DATA SUPPLIED
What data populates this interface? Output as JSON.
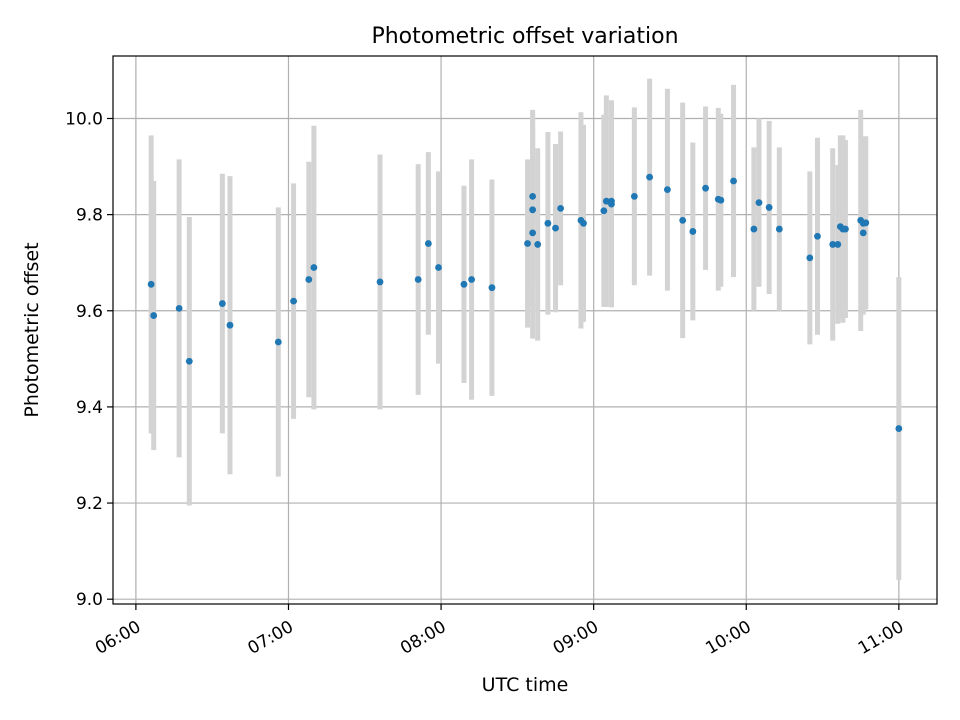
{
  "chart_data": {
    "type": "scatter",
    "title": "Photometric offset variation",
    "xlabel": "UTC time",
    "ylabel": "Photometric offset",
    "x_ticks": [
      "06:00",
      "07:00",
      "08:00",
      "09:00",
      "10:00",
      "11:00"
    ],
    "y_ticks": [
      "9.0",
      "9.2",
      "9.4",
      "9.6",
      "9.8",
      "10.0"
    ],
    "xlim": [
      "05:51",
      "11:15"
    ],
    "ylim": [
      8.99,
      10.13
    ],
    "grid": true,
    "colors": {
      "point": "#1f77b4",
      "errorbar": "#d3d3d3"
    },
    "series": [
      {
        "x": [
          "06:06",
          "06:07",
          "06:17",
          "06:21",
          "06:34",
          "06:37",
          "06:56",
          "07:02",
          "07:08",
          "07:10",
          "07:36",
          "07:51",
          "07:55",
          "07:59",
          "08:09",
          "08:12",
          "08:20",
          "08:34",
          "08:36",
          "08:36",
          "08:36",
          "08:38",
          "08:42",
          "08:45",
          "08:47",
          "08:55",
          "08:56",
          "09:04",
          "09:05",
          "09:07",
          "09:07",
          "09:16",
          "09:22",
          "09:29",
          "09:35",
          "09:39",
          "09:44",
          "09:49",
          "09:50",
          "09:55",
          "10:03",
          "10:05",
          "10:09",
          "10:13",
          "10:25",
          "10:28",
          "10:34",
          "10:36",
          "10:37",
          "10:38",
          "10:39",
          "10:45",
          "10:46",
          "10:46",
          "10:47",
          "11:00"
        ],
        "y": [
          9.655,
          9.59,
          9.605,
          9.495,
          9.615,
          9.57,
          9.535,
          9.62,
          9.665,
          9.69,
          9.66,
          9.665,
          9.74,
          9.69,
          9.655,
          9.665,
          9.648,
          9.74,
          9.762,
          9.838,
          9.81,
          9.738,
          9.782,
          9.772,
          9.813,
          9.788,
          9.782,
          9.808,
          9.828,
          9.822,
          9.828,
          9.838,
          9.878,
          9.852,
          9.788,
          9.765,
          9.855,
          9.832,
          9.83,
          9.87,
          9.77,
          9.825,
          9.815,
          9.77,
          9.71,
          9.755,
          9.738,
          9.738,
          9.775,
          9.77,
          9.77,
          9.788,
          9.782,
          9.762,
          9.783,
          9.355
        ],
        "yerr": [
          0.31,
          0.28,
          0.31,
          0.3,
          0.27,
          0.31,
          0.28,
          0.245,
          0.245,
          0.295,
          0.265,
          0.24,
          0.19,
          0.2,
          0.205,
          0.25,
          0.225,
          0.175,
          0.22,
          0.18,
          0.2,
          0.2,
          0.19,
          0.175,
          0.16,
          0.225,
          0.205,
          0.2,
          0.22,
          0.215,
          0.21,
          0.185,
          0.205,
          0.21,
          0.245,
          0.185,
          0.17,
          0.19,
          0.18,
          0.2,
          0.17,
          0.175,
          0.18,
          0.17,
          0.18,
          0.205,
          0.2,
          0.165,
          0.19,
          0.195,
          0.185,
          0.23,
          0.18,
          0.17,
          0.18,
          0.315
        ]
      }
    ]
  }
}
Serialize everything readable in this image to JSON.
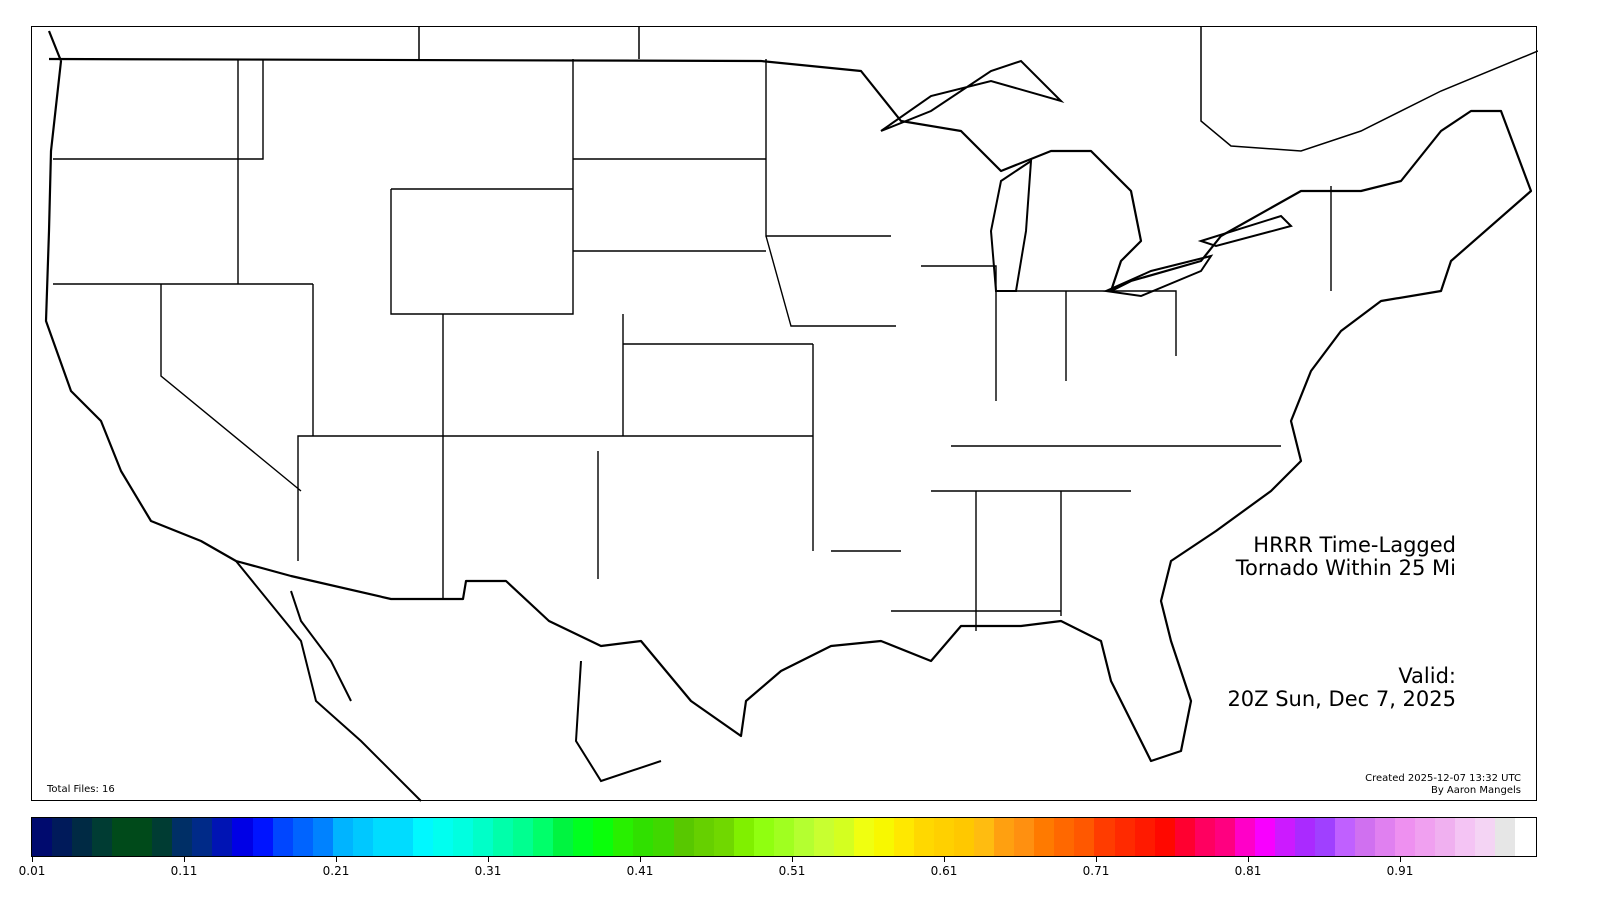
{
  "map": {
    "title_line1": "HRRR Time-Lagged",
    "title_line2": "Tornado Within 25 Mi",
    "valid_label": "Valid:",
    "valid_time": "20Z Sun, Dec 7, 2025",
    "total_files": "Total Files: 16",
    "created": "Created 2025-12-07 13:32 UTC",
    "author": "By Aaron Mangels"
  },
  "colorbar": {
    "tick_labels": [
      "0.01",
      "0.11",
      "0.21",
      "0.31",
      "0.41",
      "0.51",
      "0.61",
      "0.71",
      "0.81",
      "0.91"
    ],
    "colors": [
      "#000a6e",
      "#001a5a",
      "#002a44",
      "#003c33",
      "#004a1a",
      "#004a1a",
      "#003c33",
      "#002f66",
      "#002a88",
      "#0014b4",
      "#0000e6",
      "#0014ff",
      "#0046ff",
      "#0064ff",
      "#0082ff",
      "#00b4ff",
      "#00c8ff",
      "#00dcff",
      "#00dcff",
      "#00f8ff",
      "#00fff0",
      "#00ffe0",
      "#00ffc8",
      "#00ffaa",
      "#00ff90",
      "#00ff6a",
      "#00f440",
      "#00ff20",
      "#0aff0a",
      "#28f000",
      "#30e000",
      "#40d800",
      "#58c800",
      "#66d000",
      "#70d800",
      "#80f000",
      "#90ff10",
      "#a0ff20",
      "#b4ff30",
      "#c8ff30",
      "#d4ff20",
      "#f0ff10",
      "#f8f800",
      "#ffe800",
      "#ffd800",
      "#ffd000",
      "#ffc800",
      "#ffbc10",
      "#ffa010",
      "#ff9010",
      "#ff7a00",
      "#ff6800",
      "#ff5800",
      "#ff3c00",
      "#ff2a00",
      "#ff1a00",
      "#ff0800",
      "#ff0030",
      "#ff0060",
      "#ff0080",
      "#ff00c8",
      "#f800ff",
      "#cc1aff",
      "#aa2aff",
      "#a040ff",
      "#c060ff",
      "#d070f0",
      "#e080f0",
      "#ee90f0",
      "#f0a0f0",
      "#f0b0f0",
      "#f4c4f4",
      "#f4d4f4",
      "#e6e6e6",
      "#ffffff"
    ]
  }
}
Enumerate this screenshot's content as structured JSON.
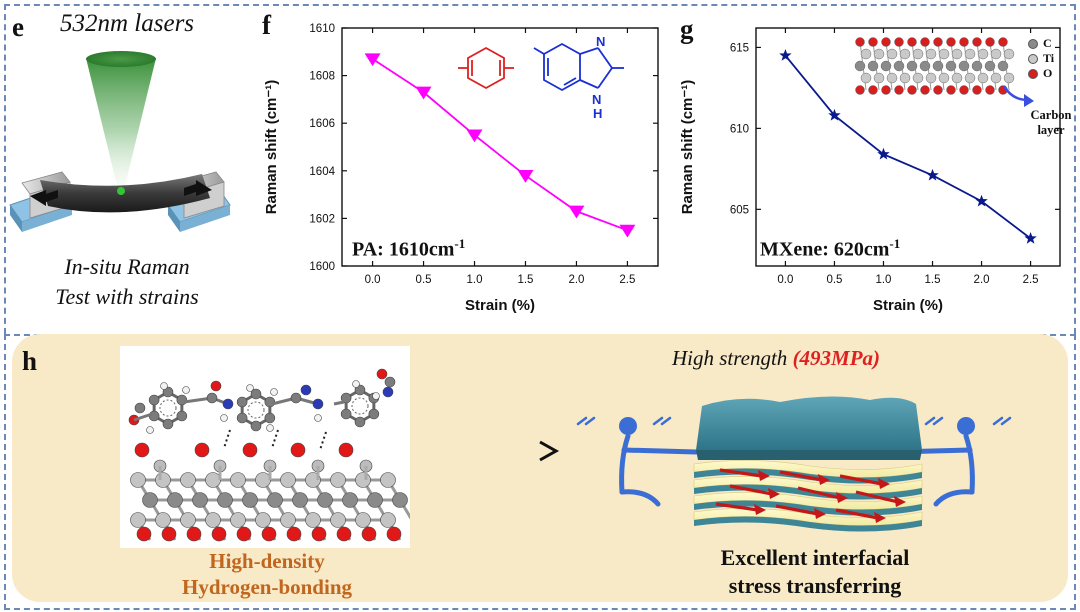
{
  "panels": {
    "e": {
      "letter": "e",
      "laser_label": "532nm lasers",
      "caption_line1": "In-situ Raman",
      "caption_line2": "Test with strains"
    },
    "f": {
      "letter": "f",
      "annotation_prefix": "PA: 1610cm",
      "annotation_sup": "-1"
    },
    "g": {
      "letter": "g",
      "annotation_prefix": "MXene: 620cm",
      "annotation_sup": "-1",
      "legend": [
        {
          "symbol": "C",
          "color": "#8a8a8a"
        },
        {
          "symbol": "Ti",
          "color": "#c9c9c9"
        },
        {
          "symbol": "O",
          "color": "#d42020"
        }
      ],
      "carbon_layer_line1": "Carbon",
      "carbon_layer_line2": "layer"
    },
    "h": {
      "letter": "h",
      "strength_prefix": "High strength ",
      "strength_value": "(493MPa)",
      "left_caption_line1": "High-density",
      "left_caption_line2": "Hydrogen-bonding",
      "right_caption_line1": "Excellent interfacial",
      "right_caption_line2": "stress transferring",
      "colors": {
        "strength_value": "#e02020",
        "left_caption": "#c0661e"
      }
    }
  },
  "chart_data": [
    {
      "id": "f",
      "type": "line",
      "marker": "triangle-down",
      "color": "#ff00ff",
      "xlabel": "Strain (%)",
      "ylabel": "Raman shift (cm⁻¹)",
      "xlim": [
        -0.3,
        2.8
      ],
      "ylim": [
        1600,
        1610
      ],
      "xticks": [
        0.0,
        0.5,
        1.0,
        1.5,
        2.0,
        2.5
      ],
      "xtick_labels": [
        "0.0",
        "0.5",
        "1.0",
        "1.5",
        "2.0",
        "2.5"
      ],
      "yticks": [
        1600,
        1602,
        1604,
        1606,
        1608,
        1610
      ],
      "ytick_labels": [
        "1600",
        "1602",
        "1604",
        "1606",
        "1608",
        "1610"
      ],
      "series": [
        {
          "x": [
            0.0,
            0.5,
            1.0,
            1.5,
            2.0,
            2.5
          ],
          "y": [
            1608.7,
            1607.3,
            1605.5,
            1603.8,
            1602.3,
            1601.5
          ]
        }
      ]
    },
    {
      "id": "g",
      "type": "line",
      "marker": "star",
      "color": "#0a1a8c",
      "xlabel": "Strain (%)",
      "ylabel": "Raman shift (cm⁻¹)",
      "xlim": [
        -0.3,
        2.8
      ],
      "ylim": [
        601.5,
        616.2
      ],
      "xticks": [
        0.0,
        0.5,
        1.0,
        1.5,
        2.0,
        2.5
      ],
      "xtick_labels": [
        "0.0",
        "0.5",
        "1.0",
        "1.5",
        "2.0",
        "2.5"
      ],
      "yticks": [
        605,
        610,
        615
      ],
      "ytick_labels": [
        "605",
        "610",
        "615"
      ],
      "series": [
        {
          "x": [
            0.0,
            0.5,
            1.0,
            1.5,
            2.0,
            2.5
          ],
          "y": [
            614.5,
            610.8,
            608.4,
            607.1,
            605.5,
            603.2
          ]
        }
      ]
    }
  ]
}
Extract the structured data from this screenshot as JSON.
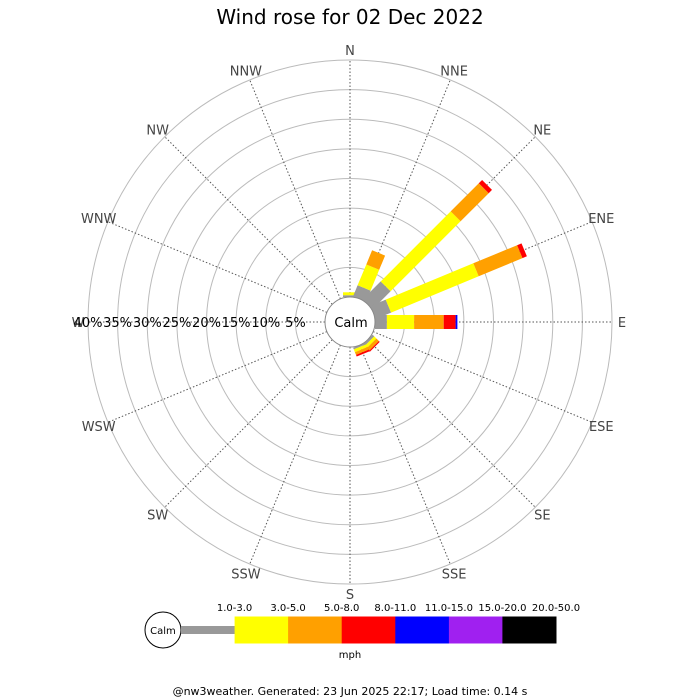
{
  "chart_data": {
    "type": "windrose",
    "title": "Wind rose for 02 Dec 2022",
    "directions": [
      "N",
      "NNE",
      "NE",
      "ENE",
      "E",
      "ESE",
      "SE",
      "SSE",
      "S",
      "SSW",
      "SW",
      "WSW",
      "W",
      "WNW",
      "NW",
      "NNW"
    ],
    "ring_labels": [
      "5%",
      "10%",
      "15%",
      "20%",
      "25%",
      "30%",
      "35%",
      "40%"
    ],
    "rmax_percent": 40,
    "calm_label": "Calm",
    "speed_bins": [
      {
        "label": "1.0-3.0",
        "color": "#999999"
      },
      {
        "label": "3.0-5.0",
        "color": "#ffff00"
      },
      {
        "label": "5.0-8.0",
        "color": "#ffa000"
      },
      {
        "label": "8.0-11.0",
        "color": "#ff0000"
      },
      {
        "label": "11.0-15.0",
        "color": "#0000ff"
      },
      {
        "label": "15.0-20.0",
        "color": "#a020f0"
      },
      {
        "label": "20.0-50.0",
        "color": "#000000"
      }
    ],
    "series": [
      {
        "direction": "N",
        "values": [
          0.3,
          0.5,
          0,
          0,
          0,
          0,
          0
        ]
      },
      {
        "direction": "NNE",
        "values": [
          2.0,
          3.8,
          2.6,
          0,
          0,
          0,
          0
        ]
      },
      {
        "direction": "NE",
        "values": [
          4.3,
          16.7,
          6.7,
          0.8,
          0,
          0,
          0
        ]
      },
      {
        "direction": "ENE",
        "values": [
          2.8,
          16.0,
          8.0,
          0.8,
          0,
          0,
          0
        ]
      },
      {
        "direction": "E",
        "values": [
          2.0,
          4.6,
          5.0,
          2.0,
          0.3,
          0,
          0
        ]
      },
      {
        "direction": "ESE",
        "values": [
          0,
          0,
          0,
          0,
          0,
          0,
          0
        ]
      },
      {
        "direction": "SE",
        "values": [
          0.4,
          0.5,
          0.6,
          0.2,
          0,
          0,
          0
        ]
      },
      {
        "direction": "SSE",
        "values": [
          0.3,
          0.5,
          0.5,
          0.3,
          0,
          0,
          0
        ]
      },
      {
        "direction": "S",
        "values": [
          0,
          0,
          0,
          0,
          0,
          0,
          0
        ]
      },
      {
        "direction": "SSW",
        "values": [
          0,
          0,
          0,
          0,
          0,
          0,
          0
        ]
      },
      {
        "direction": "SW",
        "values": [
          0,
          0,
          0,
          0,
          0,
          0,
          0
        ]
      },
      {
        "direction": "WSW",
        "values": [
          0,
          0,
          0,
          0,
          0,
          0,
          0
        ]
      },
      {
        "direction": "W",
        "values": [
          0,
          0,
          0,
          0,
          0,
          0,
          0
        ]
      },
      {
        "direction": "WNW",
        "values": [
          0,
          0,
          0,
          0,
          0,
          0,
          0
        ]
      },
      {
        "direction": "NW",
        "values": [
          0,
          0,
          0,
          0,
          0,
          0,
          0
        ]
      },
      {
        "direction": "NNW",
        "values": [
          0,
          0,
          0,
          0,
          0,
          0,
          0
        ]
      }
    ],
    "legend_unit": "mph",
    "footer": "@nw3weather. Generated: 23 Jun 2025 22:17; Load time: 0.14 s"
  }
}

GIVEN EXERCISE
Using the listing above, show each line holding the string "structured".

THE ANSWER
Enumerate this screenshot's content as structured JSON.
Extract the structured data from this screenshot as JSON.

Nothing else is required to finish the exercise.